#### Input records ####
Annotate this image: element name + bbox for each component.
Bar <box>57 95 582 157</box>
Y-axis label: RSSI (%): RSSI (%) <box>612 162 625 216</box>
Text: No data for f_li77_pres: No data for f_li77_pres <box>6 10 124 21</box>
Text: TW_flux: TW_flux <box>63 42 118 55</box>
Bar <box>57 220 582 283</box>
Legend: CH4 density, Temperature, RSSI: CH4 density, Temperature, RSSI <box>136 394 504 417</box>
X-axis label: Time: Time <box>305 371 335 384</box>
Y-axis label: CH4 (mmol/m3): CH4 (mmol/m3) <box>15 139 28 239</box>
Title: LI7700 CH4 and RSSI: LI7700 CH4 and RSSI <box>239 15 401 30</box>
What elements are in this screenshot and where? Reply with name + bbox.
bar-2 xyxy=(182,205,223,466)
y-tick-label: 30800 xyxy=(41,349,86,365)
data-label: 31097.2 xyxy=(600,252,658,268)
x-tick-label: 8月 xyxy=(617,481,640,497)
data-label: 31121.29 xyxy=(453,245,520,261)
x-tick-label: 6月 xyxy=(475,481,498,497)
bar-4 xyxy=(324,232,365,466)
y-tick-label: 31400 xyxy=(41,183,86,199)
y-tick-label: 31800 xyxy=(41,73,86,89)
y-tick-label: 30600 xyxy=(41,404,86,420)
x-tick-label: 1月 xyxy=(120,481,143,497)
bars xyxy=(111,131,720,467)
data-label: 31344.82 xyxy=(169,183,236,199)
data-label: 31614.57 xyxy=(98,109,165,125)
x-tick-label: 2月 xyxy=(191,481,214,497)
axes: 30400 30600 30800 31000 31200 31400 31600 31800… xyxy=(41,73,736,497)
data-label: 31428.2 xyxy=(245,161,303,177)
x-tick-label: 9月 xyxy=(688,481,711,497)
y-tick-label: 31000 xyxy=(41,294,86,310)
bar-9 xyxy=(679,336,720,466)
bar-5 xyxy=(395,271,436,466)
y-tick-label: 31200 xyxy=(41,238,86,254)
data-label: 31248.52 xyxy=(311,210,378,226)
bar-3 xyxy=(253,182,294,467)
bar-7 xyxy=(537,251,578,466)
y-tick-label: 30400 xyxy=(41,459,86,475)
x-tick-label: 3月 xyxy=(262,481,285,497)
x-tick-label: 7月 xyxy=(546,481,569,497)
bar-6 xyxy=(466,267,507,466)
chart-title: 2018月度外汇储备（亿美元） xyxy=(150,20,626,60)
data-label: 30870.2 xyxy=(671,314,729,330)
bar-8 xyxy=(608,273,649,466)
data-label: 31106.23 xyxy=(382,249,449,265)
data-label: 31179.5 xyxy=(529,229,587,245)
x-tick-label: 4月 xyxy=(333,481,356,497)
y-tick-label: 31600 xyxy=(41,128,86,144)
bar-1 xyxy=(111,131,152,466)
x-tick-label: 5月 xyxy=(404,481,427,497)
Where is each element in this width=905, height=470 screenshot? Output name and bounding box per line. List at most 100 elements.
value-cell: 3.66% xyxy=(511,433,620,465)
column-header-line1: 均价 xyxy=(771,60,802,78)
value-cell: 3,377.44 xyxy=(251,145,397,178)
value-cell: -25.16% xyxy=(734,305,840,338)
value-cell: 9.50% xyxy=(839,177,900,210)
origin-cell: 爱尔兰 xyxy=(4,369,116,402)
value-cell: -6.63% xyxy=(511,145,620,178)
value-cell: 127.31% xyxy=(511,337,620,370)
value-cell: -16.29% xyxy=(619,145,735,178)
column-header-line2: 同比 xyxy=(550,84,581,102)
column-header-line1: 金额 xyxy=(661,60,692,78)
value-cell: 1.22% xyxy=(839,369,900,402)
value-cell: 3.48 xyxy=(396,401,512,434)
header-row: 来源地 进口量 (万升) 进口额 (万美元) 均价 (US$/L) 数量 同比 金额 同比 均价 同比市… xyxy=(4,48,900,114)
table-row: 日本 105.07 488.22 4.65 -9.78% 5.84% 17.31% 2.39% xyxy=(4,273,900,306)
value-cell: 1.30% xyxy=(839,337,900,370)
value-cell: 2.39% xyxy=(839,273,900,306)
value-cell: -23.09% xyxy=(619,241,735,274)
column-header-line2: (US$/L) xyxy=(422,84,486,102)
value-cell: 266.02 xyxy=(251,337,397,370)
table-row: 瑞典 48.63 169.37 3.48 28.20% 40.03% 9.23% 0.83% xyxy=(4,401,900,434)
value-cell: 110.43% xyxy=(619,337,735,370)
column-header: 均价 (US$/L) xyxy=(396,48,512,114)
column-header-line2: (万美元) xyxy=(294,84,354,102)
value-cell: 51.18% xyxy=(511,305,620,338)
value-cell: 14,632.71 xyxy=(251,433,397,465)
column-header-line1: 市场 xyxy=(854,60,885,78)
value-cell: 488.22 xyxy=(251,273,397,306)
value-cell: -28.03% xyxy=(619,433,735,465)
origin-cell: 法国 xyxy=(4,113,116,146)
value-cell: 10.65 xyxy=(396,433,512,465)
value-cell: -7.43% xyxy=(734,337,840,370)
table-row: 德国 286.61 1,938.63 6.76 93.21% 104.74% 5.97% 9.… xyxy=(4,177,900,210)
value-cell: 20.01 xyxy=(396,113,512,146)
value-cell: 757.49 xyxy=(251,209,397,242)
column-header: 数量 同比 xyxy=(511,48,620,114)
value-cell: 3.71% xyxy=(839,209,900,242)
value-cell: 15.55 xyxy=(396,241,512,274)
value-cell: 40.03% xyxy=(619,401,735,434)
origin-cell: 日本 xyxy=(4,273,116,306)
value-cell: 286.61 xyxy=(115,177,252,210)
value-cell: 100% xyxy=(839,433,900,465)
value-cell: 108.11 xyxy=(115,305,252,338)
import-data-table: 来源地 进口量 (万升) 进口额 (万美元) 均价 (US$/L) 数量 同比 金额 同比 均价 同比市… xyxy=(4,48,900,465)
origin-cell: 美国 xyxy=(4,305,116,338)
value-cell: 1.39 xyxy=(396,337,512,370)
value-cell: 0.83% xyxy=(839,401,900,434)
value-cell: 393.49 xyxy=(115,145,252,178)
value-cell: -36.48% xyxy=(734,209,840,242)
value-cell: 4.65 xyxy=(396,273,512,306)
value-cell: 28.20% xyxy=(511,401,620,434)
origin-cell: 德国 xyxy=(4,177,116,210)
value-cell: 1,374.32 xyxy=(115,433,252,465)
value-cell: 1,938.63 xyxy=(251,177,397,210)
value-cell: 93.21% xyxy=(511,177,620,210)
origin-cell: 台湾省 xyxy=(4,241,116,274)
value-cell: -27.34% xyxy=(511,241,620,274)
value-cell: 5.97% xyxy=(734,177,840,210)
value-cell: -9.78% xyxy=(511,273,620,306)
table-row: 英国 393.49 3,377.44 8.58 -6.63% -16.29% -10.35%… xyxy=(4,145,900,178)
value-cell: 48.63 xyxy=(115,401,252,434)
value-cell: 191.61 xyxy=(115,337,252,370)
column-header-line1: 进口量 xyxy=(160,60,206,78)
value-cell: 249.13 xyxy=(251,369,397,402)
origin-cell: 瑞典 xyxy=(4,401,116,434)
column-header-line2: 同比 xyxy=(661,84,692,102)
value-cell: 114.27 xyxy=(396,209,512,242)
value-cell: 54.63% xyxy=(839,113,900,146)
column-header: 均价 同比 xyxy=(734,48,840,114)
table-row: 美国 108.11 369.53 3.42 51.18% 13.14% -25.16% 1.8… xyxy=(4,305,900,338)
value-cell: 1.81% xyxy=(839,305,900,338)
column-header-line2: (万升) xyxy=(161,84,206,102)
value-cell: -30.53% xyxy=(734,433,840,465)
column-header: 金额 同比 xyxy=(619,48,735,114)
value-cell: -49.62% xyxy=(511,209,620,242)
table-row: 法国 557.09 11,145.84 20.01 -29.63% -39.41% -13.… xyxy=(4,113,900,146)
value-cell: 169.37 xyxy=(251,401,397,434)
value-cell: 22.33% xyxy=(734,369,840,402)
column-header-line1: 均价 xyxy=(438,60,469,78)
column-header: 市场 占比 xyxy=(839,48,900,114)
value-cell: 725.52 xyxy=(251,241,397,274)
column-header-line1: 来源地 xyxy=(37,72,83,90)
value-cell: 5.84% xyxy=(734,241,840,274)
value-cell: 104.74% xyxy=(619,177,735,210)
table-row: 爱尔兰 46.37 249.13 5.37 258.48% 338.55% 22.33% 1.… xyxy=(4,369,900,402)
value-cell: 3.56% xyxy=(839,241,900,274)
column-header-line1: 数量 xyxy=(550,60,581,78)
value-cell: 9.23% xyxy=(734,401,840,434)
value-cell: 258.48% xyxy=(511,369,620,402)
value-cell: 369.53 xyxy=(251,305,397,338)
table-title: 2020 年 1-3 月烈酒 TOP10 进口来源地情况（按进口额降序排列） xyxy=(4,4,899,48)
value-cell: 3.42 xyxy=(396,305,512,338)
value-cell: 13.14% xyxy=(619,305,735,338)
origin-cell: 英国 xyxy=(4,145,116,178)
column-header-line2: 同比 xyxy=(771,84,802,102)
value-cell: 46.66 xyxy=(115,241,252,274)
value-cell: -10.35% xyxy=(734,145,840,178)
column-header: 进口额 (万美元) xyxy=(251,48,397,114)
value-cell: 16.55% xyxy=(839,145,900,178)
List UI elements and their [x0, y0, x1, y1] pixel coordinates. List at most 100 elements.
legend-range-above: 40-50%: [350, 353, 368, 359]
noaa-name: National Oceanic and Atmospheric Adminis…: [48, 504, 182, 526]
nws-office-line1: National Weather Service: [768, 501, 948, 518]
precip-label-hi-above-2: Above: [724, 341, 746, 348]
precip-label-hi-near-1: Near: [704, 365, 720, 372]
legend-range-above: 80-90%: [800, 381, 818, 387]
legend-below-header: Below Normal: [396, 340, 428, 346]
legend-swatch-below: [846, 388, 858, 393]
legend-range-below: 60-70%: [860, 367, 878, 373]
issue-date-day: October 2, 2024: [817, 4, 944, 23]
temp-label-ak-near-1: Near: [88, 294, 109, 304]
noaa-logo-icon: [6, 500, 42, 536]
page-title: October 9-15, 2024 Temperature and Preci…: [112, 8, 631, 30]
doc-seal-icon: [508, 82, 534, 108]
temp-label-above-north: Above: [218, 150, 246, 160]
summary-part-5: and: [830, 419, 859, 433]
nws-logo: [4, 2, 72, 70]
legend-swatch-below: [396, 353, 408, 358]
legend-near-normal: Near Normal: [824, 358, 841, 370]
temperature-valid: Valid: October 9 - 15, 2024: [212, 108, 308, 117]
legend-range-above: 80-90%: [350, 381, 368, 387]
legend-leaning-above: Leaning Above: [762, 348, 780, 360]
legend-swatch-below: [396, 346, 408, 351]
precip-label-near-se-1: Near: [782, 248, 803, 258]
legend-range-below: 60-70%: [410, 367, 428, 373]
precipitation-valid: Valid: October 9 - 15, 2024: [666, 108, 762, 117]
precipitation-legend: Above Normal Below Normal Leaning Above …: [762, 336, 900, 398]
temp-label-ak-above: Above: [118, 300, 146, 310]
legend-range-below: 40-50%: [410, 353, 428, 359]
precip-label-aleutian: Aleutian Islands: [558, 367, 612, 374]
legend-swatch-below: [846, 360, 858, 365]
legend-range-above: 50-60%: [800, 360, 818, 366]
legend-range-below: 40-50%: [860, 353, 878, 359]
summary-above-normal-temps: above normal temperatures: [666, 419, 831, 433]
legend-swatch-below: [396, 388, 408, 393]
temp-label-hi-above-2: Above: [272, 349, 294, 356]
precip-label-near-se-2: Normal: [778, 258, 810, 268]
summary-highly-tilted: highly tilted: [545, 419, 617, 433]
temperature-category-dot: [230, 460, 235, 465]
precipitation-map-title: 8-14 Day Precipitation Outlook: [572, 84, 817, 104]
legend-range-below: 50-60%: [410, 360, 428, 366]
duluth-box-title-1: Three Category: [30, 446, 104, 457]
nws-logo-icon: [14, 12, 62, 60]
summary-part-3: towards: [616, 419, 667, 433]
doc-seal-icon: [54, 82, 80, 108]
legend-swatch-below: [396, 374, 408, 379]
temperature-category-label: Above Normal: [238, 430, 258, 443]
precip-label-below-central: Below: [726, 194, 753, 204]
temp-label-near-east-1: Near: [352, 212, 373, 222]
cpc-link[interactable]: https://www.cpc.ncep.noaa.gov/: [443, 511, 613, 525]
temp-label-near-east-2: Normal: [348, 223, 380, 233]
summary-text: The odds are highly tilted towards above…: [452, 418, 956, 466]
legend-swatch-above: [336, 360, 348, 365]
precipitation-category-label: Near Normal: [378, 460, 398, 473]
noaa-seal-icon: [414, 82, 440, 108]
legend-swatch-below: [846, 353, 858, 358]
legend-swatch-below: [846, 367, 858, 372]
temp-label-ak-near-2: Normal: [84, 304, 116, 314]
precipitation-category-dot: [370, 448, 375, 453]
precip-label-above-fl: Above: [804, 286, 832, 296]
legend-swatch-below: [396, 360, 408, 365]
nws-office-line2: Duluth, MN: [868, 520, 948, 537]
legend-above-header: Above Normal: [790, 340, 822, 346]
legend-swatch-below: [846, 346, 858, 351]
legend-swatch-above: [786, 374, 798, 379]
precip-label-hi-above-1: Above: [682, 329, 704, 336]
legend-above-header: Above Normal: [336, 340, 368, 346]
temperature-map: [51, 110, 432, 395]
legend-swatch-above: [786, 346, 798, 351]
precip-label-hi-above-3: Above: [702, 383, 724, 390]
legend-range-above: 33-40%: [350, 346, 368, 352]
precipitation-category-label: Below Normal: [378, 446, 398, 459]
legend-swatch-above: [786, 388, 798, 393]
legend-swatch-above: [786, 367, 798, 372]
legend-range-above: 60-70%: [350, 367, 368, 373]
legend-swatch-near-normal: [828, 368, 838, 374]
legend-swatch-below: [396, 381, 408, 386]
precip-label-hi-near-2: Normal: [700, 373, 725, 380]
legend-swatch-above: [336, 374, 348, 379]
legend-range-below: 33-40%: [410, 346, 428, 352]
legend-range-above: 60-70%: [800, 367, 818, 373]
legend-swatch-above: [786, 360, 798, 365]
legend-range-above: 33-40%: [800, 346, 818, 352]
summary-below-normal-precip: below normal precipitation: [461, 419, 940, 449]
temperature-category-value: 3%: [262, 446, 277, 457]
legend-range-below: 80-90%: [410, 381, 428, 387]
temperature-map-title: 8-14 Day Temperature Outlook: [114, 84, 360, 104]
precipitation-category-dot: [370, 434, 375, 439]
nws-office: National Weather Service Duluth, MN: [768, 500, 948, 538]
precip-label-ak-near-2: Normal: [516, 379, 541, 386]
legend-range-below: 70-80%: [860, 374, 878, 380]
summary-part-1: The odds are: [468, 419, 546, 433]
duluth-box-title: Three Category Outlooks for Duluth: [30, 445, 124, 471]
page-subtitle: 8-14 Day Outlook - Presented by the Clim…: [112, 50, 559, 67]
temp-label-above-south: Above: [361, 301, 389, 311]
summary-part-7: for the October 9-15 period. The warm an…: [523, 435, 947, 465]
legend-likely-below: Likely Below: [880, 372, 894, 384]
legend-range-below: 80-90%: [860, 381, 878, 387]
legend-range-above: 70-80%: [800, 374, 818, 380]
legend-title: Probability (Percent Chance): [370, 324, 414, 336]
####
> Stated task
Starting from the top of the material and stopping after the line containing "Text: No data", rewrite those lines with "Bar" changed to "Column" and everything else left as it is.

> Written solution
Annotate this image: element name + bbox for each component.
Column <box>57 95 582 157</box>
Y-axis label: RSSI (%): RSSI (%) <box>612 162 625 216</box>
Text: No data for f_li77_pres: No data for f_li77_pres <box>6 10 124 21</box>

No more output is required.